| What is required |
Take the line that contains "Read all visible content and emit it as JSON." as the first line and the last line of the material below as the final one; reproduce exactly the lines between, inclusive.

| Entries |
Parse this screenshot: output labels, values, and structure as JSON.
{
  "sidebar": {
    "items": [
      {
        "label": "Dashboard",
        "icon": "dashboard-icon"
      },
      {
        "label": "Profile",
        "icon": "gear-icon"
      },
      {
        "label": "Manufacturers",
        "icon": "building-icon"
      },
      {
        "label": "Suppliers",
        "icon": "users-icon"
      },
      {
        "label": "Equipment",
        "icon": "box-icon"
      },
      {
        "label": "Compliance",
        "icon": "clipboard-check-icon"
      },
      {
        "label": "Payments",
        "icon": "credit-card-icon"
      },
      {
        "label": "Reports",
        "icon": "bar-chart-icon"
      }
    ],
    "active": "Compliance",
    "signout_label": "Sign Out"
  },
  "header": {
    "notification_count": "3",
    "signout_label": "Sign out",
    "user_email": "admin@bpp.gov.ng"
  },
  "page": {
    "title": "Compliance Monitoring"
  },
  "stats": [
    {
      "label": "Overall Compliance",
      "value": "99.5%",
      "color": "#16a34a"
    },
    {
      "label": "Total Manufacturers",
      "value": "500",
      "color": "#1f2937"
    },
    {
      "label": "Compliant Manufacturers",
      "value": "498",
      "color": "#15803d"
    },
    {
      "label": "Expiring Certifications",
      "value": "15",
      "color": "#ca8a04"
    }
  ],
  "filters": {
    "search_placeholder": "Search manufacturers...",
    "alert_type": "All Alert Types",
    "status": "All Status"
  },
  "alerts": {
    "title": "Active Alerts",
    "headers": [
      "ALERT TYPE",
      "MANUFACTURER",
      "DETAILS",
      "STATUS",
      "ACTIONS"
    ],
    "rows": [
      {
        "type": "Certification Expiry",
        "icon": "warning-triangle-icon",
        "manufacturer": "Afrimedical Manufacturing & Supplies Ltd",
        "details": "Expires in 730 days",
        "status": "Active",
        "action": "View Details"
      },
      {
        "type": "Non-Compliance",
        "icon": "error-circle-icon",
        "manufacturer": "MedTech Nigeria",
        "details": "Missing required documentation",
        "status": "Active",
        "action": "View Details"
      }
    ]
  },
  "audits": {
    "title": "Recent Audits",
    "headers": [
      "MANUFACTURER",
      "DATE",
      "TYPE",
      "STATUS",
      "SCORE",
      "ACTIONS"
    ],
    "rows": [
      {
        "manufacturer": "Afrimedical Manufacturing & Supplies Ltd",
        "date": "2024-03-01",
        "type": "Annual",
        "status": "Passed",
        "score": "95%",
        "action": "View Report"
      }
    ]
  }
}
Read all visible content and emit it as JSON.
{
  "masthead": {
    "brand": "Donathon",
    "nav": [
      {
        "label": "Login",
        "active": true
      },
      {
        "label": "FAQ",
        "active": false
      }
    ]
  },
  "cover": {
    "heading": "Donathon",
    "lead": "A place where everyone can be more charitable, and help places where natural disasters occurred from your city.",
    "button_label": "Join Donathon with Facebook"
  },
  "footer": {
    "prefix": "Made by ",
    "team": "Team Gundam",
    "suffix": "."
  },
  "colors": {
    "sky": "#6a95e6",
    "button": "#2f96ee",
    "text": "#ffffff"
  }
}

| Solution to the exercise |
Read all visible content and emit it as JSON.
{
  "masthead": {
    "brand": "Donathon",
    "nav": [
      {
        "label": "Login",
        "active": true
      },
      {
        "label": "FAQ",
        "active": false
      }
    ]
  },
  "cover": {
    "heading": "Donathon",
    "lead": "A place where everyone can be more charitable, and help places where natural disasters occurred from your city.",
    "button_label": "Join Donathon with Facebook"
  },
  "footer": {
    "prefix": "Made by ",
    "team": "Team Gundam",
    "suffix": "."
  },
  "colors": {
    "sky": "#6a95e6",
    "button": "#2f96ee",
    "text": "#ffffff"
  }
}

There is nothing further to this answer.